• **Tarefa A**
Segundo o texto sobre a greve dos professores, qual é o menor salário de um professor sem título de pós-graduação e com jornada de 40 horas?
• **Tarefa B**
Dê continuidade ao texto sobre a greve dos professores a partir do ponto em que ele termina.

• **Texto do exercício**
####################
O Ministério da Educação considera precipitada a greve dos professores das instituições federais de ensino superior. Os professores da UFGD (Universidade Federal da Grande Dourados) aprovaram paralisação geral a partir de amanhã (28) depois de três dias de alerta realizado na semana passada. Em nota, o Ministério também nega que o piso salarial dos professores seja de R$ 557,51, como informou o Andes (Sindicato Nacional dos Docentes das Instituições de Ensino Superior).
Segundo o Ministério, apenas 180 professores, de um total de 70 mil, recebem R$ 1.597,92 por uma jornada de apenas 20 horas. “Com o aumento de 4% mais a incorporação das gratificações, o menor salário para um professor, sem nenhum titulo de pós-graduação (doutorado, mestrado ou qualquer especialização) com uma jornada de 40 horas, é R$ 2.872,85. Um professor com dedicação exclusiva e título de doutorado recebe um mínimo superior a R$ 7 mil”, diz a nota, assinada pelo secretário de Educação Superior do Ministério da Educação, Amaro Lins.
####################
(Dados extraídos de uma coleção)
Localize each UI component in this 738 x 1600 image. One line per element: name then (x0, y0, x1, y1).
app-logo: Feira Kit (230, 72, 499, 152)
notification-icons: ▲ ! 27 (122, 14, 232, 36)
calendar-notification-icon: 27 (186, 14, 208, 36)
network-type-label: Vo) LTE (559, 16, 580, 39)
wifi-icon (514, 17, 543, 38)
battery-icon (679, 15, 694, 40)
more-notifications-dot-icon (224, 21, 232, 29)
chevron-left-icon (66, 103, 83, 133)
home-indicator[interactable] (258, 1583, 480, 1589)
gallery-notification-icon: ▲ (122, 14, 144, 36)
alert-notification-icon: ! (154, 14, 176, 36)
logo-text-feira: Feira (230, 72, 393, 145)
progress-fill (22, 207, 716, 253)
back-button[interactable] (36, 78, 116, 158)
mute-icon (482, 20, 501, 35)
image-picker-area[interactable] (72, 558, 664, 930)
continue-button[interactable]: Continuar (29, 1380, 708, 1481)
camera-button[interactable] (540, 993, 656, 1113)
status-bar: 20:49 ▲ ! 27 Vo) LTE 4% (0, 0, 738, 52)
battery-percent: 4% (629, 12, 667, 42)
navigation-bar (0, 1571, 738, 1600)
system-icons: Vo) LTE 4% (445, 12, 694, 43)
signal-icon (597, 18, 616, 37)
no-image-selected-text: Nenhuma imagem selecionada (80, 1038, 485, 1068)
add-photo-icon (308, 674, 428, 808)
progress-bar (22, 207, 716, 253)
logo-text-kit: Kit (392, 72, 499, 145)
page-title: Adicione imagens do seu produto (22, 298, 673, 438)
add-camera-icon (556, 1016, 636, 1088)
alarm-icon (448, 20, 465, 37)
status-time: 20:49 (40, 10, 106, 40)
####################
• **Resposta A**
R$ 2.872,85.

• **Resposta B**
De acordo com o Ministério, o reajuste de 4% acordado com as representações sindicais foi cumprido por força de uma medida provisória, assinada pela presidente Dilma Rousseff, no dia 11 deste mês, e publicada no Diário Oficial da União no dia 14. O ministério argumenta que esse reajuste foi definido antes, portanto, da deflagração do movimento grevista, e com efeito retroativo a março.
Quanto ao Plano de Carreira, as negociações se desenvolvem no âmbito do Ministério do Planejamento, e sua implementação é para 2013, diz o Ministério da Educação.